DOCUMENT SEGMENT |
— begin —
Unfortunately, you can’t just plop some numbers into your infographic and expect your readers to gain anything from it. You have to put a some thought into the presentation of the data to create clarity and boost understanding.
But I guarantee you, that little bit of extra effort you put into choosing the best chart for your data will be worth it! When used appropriately, charts can:
- Enhance comprehension of complex concepts
- Strengthen the persuasiveness of claims
- Make key insights more memorable
WATCH: How to pick the right types of charts for your data
So how do you go about choosing the best chart templates for your infographic?
The most common types of charts are:
- Bar charts
- Line charts
- Pie charts
- Bubble charts
- Stacked bar charts
- Word clouds
- Doughnut charts
- Area charts
- Scatter plot charts
- Multi-series charts
Use the ICCOR method to choose the best chart for your infographic
At Venngage, we’ve developed the ICCOR method to help you choose the best charts for your infographic.
There are two steps to making the ICCOR method work for you:
- Determine your visualization goal
- Choose the best chart to achieve that goal
Step 1: Determine your visualization goal
If you try to dive into visualizing your data without any clear goals, you’re never going to produce anything useful.
Garbage in, garbage out, right?
Instead, start by defining a single visualization goal for your chart. That goal should line up with one of our ICCOR categories, either to:
- Inform: convey a single important message or data point that doesn’t require much context to understand
- Compare: show similarities or differences among values or parts of a whole
- Show Change: visualize trends over time or space
- Organize: show groups, patterns, rank or order
- Reveal Relationships: show correlations among variables or values
Not sure what your goal should be? Spend some time getting to know your data. Look for patterns, groupings, trends, outliers, and key data points. The things that stand out to you are the same things that you should emphasize to your readers.
Step 2: Choose the best types of charts to achieve that goal
With your goal in mind, it’s time to choose your chart!
There are a number of charts that can work for each ICCOR goal.
Let’s review each one with some chart design best practices for each.
Best types of charts for informing
So you have a single data point or key message that you want to hit your readers over the head with.
The easiest way to do that in an infographic is to simply use big, bold (colorful) text.
The nice thing about this strategy is it gets right to the point–there’s no room for misinterpretation.
Sometimes a single number, without any context, might not seem very significant.
— end —
PARTS OF THE EXERCISE |
**a.** In the chart-selection guide, what are the two steps of the ICCOR method?
**b.** Please list every visualization goal category that the chart-selection guide names for the ICCOR method.

RECORD LIST |
— begin —
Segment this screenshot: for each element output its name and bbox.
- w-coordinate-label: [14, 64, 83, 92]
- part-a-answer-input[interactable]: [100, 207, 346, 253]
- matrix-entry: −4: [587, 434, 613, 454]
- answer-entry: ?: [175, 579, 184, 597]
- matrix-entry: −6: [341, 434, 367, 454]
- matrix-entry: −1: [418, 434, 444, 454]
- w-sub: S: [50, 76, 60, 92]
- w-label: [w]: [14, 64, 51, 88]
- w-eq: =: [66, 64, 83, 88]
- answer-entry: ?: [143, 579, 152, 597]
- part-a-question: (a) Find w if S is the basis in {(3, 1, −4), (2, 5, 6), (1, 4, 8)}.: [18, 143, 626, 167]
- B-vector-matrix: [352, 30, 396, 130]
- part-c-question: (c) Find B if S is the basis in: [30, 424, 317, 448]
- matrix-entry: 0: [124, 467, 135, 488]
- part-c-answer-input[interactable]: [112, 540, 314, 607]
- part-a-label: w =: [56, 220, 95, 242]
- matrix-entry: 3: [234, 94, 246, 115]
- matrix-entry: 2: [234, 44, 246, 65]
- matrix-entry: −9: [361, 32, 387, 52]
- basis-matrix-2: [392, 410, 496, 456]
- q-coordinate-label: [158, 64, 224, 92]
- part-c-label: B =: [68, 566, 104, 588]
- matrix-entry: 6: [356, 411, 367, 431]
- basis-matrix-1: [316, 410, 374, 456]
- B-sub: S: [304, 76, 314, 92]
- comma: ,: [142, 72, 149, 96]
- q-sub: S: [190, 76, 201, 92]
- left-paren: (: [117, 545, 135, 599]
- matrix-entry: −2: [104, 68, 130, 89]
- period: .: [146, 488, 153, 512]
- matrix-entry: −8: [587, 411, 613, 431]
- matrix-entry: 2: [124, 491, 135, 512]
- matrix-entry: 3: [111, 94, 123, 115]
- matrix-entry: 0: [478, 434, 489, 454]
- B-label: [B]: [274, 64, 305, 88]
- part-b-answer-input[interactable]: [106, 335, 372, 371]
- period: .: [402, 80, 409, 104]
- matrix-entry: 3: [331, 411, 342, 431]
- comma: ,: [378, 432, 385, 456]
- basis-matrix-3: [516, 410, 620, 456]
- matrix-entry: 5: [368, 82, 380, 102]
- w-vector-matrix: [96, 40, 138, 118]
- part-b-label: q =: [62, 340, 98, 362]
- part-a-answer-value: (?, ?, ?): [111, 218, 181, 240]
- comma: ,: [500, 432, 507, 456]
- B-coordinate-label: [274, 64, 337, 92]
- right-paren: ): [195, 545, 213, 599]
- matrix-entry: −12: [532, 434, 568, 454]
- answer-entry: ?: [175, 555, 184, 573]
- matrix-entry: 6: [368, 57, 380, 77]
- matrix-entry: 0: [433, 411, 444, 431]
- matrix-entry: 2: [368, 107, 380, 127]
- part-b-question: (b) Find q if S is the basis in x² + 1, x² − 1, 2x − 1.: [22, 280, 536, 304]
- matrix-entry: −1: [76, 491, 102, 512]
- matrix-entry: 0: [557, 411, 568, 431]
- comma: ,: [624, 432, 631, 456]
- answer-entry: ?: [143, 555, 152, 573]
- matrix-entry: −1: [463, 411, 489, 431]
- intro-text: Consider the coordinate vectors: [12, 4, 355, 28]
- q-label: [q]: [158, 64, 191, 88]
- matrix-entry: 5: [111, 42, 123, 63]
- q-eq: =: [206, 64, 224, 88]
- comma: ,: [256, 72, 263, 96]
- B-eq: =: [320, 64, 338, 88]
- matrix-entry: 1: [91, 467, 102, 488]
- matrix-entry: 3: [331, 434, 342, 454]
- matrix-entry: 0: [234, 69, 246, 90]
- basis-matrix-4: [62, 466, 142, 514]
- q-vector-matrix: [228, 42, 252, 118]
— end —
IN RESPONSE |
**a.** Determine your visualization goal, then choose the best chart to achieve that goal.

**b.** Inform, Compare, Show Change, Organize, Reveal Relationships